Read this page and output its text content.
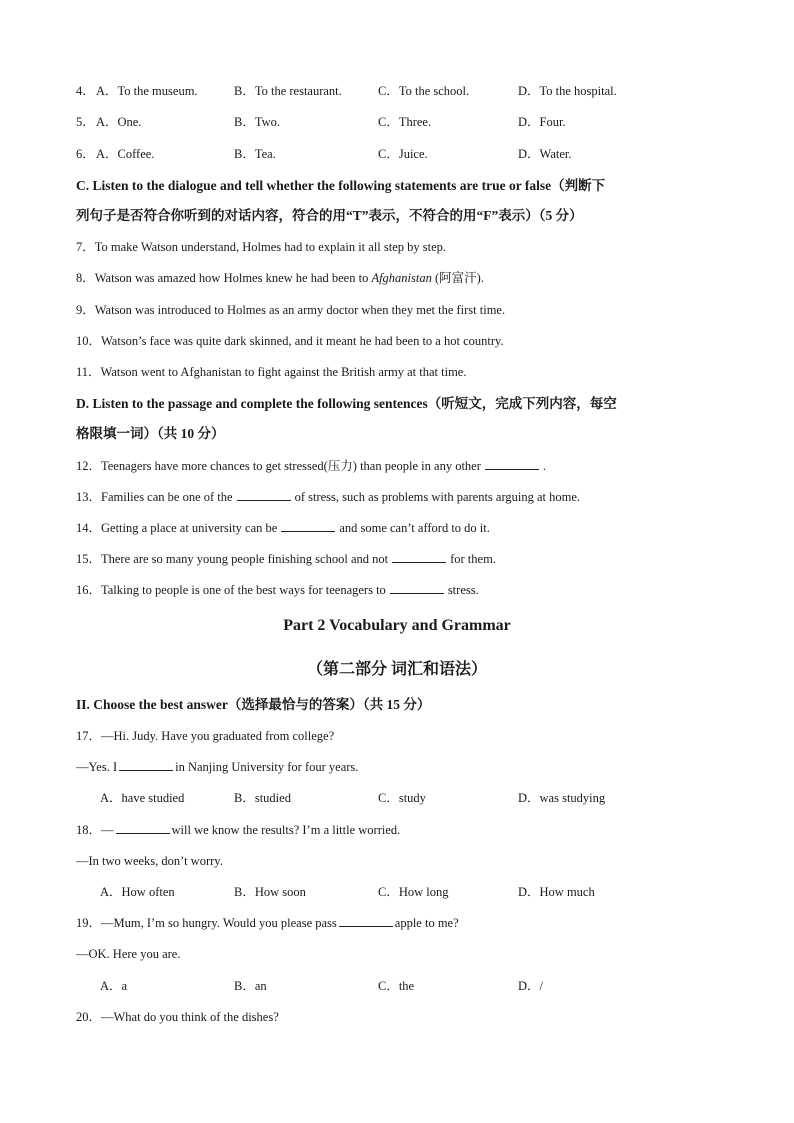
4． A．To the museum.	B．To the restaurant.	C．To the school.	D．To the hospital.
5． A．One.	B．Two.	C．Three.	D．Four.
6． A．Coffee.	B．Tea.	C．Juice.	D．Water.
C. Listen to the dialogue and tell whether the following statements are true or false（判断下
列句子是否符合你听到的对话内容，符合的用“T”表示，不符合的用“F”表示）（5 分）
7．To make Watson understand, Holmes had to explain it all step by step.
8．Watson was amazed how Holmes knew he had been to Afghanistan (阿富汗).
9．Watson was introduced to Holmes as an army doctor when they met the first time.
10．Watson’s face was quite dark skinned, and it meant he had been to a hot country.
11．Watson went to Afghanistan to fight against the British army at that time.
D. Listen to the passage and complete the following sentences（听短文，完成下列内容，每空
格限填一词）（共 10 分）
12．Teenagers have more chances to get stressed(压力) than people in any other	.
13．Families can be one of the	of stress, such as problems with parents arguing at home.
14．Getting a place at university can be	and some can’t afford to do it.
15．There are so many young people finishing school and not	for them.
16．Talking to people is one of the best ways for teenagers to	stress.
Part 2 Vocabulary and Grammar
（第二部分 词汇和语法）
II. Choose the best answer（选择最恰与的答案）（共 15 分）
17．—Hi. Judy. Have you graduated from college?
—Yes. I	in Nanjing University for four years.
A．have studied	B．studied	C．study	D．was studying
18．—	will we know the results? I’m a little worried.
—In two weeks, don’t worry.
A．How often	B．How soon	C．How long	D．How much
19．—Mum, I’m so hungry. Would you please pass	apple to me?
—OK. Here you are.
A．a	B．an	C．the	D．/
20．—What do you think of the dishes?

------------------------------------------------

**Set problem**
Pictures in the records above are not copied; print everything else exactly.

**Result for this exercise**
Read this page and output its text content.
4． A．To the museum.	B．To the restaurant.	C．To the school.	D．To the hospital.
5． A．One.	B．Two.	C．Three.	D．Four.
6． A．Coffee.	B．Tea.	C．Juice.	D．Water.
C. Listen to the dialogue and tell whether the following statements are true or false（判断下
列句子是否符合你听到的对话内容，符合的用“T”表示，不符合的用“F”表示）（5 分）
7．To make Watson understand, Holmes had to explain it all step by step.
8．Watson was amazed how Holmes knew he had been to Afghanistan (阿富汗).
9．Watson was introduced to Holmes as an army doctor when they met the first time.
10．Watson’s face was quite dark skinned, and it meant he had been to a hot country.
11．Watson went to Afghanistan to fight against the British army at that time.
D. Listen to the passage and complete the following sentences（听短文，完成下列内容，每空
格限填一词）（共 10 分）
12．Teenagers have more chances to get stressed(压力) than people in any other	.
13．Families can be one of the	of stress, such as problems with parents arguing at home.
14．Getting a place at university can be	and some can’t afford to do it.
15．There are so many young people finishing school and not	for them.
16．Talking to people is one of the best ways for teenagers to	stress.
Part 2 Vocabulary and Grammar
（第二部分 词汇和语法）
II. Choose the best answer（选择最恰与的答案）（共 15 分）
17．—Hi. Judy. Have you graduated from college?
—Yes. I	in Nanjing University for four years.
A．have studied	B．studied	C．study	D．was studying
18．—	will we know the results? I’m a little worried.
—In two weeks, don’t worry.
A．How often	B．How soon	C．How long	D．How much
19．—Mum, I’m so hungry. Would you please pass	apple to me?
—OK. Here you are.
A．a	B．an	C．the	D．/
20．—What do you think of the dishes?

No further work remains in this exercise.